Source data
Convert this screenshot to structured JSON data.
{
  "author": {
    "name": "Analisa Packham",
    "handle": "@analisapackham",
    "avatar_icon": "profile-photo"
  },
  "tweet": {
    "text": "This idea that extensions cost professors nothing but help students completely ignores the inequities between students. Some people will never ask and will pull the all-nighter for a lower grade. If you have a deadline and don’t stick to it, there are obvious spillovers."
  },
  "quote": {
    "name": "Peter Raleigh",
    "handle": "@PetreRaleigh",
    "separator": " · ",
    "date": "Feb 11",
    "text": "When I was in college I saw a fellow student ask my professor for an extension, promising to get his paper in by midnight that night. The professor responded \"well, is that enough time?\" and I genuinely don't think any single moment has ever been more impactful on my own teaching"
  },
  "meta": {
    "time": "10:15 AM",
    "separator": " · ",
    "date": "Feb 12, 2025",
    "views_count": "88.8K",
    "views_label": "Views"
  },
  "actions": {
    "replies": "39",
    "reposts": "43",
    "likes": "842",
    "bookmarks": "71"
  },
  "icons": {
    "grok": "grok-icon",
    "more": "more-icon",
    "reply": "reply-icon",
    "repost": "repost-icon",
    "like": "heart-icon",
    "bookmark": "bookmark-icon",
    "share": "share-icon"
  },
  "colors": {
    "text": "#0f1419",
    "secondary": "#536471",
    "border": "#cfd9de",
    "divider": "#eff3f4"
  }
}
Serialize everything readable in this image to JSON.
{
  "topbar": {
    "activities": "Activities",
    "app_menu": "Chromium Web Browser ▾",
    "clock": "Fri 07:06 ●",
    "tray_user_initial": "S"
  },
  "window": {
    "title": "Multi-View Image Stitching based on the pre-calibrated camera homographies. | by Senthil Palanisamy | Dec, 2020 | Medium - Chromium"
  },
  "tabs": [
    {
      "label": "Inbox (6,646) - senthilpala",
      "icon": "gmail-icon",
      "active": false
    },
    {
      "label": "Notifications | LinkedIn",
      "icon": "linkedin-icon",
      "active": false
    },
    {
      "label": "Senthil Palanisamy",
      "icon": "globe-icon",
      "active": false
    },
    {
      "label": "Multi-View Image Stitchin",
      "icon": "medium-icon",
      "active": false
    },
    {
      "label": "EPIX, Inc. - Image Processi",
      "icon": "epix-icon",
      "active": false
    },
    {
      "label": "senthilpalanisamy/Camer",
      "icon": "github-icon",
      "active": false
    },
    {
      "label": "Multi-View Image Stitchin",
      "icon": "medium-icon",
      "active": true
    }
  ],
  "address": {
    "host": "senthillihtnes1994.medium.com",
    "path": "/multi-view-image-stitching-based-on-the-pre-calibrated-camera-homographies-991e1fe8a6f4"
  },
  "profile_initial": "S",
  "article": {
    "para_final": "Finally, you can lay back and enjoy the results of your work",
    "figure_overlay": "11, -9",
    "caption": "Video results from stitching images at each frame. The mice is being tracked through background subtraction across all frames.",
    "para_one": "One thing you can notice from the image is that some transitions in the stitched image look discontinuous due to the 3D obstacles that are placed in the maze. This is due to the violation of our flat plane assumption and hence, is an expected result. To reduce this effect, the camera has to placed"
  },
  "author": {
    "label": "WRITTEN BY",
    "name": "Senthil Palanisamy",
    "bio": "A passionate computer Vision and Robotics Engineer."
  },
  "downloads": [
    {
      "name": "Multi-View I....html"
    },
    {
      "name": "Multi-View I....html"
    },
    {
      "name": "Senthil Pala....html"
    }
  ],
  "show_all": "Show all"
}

**SHORT TASK:**
Look through the data above. Each line containing the word "more" needs to be copied.

**IN RESPONSE:**
    "text": "When I was in college I saw a fellow student ask my professor for an extension, promising to get his paper in by midnight that night. The professor responded \"well, is that enough time?\" and I genuinely don't think any single moment has ever been more impactful on my own teaching"
    "more": "more-icon",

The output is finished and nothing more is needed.